(begin)

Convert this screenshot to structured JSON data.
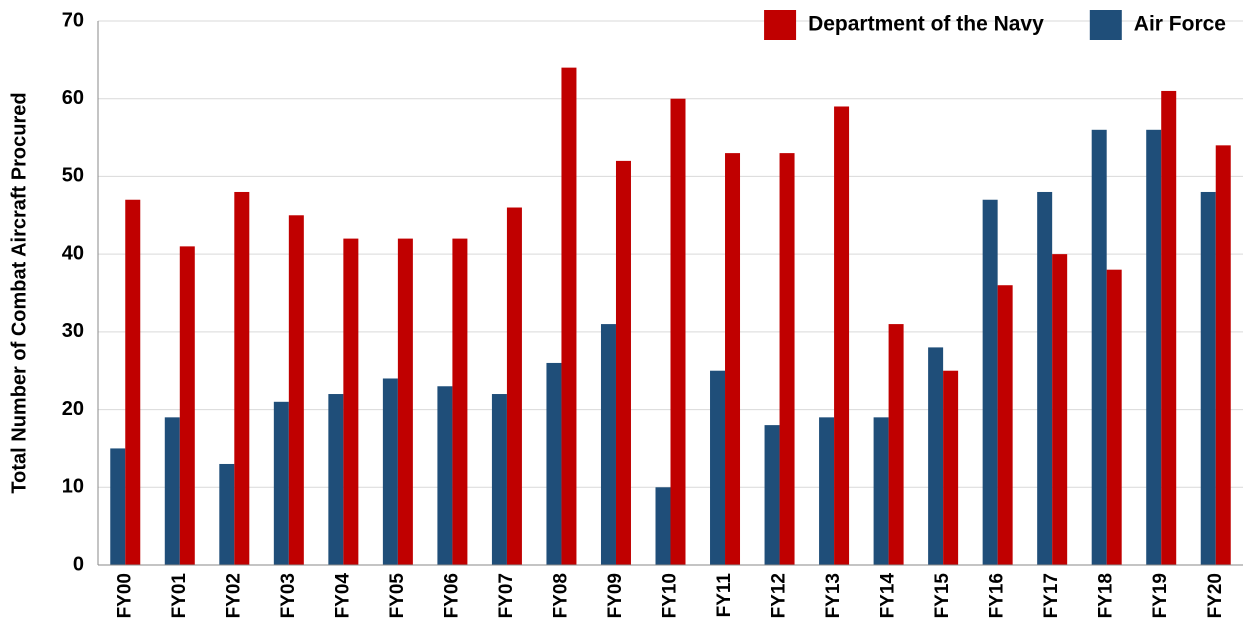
{
  "chart_data": {
    "type": "bar",
    "y_label": "Total Number of Combat Aircraft Procured",
    "categories": [
      "FY00",
      "FY01",
      "FY02",
      "FY03",
      "FY04",
      "FY05",
      "FY06",
      "FY07",
      "FY08",
      "FY09",
      "FY10",
      "FY11",
      "FY12",
      "FY13",
      "FY14",
      "FY15",
      "FY16",
      "FY17",
      "FY18",
      "FY19",
      "FY20"
    ],
    "series": [
      {
        "name": "Air Force",
        "color": "#1f4e79",
        "values": [
          15,
          19,
          13,
          21,
          22,
          24,
          23,
          22,
          26,
          31,
          10,
          25,
          18,
          19,
          19,
          28,
          47,
          48,
          56,
          56,
          48
        ]
      },
      {
        "name": "Department of the Navy",
        "color": "#c00000",
        "values": [
          47,
          41,
          48,
          45,
          42,
          42,
          42,
          46,
          64,
          52,
          60,
          53,
          53,
          59,
          31,
          25,
          36,
          40,
          38,
          61,
          54
        ]
      }
    ],
    "ylim": [
      0,
      70
    ],
    "yticks": [
      0,
      10,
      20,
      30,
      40,
      50,
      60,
      70
    ],
    "grid": true,
    "legend": "top-right"
  }
}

(end)

*What you will do*
Output every entry verbatim. Pictures do not belong in the copy.

*Task answer*
Convert this screenshot to structured JSON data.
{
  "chart_data": {
    "type": "bar",
    "y_label": "Total Number of Combat Aircraft Procured",
    "categories": [
      "FY00",
      "FY01",
      "FY02",
      "FY03",
      "FY04",
      "FY05",
      "FY06",
      "FY07",
      "FY08",
      "FY09",
      "FY10",
      "FY11",
      "FY12",
      "FY13",
      "FY14",
      "FY15",
      "FY16",
      "FY17",
      "FY18",
      "FY19",
      "FY20"
    ],
    "series": [
      {
        "name": "Air Force",
        "color": "#1f4e79",
        "values": [
          15,
          19,
          13,
          21,
          22,
          24,
          23,
          22,
          26,
          31,
          10,
          25,
          18,
          19,
          19,
          28,
          47,
          48,
          56,
          56,
          48
        ]
      },
      {
        "name": "Department of the Navy",
        "color": "#c00000",
        "values": [
          47,
          41,
          48,
          45,
          42,
          42,
          42,
          46,
          64,
          52,
          60,
          53,
          53,
          59,
          31,
          25,
          36,
          40,
          38,
          61,
          54
        ]
      }
    ],
    "ylim": [
      0,
      70
    ],
    "yticks": [
      0,
      10,
      20,
      30,
      40,
      50,
      60,
      70
    ],
    "grid": true,
    "legend": "top-right"
  }
}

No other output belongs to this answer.